What is asked
Only the number is wanted: count the lines that contain "title".

Items listed in a dataset
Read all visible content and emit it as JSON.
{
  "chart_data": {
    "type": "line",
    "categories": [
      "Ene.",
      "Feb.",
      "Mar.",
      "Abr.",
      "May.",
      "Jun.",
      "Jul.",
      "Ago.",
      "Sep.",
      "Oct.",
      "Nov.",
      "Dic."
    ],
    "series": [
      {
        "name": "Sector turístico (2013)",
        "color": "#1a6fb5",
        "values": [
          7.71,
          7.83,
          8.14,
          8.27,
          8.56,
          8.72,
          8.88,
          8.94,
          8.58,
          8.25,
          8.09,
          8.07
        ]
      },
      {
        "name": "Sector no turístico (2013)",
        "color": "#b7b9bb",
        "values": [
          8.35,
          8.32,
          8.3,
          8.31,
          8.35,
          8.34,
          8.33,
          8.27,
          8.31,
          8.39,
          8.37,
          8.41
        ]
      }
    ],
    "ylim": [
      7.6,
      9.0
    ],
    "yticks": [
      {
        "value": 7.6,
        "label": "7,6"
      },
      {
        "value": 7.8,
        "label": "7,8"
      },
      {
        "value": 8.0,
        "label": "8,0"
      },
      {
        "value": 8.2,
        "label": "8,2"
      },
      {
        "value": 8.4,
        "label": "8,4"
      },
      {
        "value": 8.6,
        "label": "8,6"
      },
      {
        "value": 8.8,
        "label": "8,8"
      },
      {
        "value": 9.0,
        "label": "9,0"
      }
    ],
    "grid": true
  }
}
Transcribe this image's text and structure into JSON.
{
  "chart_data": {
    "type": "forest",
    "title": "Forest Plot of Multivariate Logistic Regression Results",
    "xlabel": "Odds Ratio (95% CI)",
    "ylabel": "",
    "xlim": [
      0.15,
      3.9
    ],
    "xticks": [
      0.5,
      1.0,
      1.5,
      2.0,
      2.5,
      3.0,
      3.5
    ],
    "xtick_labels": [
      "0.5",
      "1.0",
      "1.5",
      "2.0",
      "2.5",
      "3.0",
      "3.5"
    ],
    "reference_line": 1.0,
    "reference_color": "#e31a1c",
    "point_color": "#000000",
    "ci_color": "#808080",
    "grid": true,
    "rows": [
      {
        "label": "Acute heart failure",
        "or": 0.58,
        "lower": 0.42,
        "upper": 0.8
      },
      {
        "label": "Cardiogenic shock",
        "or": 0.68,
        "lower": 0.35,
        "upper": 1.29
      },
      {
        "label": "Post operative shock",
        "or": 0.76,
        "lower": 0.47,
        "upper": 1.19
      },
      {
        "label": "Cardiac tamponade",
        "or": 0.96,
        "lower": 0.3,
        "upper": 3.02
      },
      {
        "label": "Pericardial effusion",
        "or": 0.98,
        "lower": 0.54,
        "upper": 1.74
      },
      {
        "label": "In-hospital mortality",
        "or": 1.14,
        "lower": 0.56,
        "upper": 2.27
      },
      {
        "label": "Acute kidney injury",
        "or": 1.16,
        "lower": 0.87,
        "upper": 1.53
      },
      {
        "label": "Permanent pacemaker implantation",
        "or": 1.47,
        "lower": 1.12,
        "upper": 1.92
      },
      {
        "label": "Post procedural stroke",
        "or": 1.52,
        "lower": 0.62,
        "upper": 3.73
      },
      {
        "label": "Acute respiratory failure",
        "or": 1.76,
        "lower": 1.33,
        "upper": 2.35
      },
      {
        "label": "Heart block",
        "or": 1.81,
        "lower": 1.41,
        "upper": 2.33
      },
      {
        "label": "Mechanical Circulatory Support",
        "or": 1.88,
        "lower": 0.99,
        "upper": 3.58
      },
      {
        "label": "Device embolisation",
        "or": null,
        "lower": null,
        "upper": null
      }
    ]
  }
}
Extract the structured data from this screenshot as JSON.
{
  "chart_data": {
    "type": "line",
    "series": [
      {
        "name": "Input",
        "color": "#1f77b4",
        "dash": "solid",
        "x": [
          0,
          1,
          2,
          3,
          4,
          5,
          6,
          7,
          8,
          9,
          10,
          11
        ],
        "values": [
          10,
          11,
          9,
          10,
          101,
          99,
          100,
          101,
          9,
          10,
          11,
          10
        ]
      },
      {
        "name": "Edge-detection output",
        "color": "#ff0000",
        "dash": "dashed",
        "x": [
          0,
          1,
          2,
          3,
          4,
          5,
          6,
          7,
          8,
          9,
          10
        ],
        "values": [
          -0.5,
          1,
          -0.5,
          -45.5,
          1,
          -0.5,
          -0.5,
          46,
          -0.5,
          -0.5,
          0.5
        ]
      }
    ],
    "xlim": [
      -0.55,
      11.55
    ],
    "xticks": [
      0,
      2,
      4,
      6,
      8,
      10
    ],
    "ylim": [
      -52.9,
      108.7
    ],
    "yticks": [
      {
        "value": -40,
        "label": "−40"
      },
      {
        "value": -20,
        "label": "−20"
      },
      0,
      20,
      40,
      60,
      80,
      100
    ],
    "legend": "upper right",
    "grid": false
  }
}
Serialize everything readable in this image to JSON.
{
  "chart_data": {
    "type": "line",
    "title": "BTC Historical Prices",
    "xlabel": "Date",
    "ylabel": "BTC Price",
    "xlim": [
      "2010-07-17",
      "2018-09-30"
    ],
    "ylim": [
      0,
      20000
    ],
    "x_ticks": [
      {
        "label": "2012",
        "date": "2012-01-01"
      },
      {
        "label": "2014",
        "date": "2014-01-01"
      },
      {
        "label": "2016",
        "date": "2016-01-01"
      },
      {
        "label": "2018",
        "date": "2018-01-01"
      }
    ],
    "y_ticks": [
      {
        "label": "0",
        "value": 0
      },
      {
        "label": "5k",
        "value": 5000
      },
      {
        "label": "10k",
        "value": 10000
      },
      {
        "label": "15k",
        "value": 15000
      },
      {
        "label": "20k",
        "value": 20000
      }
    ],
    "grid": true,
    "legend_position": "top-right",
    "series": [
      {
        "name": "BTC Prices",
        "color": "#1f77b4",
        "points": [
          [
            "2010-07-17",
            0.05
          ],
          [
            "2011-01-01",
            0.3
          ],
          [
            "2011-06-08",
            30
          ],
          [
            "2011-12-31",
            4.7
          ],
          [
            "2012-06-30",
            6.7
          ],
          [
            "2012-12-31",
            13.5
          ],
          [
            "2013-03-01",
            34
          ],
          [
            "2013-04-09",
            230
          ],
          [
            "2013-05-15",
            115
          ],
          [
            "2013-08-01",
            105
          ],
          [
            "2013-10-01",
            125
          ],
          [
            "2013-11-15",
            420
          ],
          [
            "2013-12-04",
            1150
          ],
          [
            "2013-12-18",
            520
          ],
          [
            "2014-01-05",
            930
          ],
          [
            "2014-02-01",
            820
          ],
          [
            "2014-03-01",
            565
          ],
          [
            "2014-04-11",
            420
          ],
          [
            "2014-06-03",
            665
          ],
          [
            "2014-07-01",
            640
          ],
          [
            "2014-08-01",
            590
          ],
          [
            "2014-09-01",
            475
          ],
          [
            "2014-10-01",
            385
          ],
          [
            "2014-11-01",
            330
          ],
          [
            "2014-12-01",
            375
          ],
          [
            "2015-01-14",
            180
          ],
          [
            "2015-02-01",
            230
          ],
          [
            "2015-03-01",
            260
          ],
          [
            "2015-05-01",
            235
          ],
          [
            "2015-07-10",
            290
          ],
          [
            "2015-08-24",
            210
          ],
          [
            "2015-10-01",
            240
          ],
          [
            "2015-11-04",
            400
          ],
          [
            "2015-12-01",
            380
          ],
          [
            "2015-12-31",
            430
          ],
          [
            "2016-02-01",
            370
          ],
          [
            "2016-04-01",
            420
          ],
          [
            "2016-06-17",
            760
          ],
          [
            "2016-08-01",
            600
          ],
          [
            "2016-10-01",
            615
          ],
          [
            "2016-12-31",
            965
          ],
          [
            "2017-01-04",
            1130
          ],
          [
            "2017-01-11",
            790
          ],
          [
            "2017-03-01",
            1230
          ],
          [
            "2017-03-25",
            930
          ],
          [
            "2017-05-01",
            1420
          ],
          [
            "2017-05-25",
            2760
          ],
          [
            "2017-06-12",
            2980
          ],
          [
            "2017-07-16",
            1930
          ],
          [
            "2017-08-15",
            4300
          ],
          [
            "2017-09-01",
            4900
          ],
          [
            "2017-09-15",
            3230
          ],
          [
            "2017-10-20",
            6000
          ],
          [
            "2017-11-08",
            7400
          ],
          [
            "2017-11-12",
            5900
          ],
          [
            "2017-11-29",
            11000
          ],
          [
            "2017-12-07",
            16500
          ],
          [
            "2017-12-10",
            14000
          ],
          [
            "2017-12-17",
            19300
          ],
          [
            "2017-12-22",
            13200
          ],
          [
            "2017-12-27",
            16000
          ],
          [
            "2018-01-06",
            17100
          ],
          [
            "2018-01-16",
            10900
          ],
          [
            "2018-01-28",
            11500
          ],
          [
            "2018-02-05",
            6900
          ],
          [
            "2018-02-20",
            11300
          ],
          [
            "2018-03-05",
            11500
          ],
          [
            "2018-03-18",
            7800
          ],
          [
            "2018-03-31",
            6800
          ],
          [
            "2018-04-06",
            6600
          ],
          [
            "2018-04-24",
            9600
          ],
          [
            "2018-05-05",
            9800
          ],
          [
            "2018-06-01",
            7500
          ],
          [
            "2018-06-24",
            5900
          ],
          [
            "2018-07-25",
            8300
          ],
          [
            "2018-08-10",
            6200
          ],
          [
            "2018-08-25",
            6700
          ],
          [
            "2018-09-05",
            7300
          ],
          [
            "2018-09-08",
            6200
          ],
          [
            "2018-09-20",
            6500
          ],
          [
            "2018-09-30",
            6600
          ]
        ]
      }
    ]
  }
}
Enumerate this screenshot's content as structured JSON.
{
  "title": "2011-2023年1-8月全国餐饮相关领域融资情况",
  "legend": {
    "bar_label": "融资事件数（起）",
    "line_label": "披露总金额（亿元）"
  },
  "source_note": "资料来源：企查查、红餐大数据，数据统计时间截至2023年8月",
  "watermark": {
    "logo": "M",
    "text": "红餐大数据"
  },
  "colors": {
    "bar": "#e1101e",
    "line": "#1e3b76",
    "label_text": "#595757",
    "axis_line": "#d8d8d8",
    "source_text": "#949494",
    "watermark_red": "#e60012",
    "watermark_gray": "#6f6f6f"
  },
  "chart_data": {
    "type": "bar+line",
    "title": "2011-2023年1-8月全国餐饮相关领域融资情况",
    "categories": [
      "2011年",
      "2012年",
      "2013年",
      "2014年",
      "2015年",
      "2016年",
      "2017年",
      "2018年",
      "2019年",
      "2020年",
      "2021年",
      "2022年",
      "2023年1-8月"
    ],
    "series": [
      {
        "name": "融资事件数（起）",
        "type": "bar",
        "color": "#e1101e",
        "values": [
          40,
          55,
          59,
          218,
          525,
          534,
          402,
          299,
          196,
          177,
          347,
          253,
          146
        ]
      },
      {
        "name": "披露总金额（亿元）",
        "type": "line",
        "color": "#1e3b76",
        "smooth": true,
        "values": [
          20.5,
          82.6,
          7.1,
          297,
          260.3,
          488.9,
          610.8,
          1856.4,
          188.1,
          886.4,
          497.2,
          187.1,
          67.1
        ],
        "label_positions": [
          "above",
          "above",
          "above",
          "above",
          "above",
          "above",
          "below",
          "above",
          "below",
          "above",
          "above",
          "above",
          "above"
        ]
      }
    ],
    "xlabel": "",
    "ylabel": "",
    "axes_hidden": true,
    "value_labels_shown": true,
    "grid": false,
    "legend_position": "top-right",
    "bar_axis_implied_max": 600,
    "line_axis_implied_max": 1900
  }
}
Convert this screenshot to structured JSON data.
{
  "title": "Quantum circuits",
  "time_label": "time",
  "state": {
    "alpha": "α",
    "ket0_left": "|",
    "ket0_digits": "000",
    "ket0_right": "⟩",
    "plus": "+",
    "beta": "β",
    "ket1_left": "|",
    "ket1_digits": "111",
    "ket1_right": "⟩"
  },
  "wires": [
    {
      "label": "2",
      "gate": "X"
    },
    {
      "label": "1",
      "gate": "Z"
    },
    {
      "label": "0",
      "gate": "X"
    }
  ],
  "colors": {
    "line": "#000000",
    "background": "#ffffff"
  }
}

Answer to this exercise
5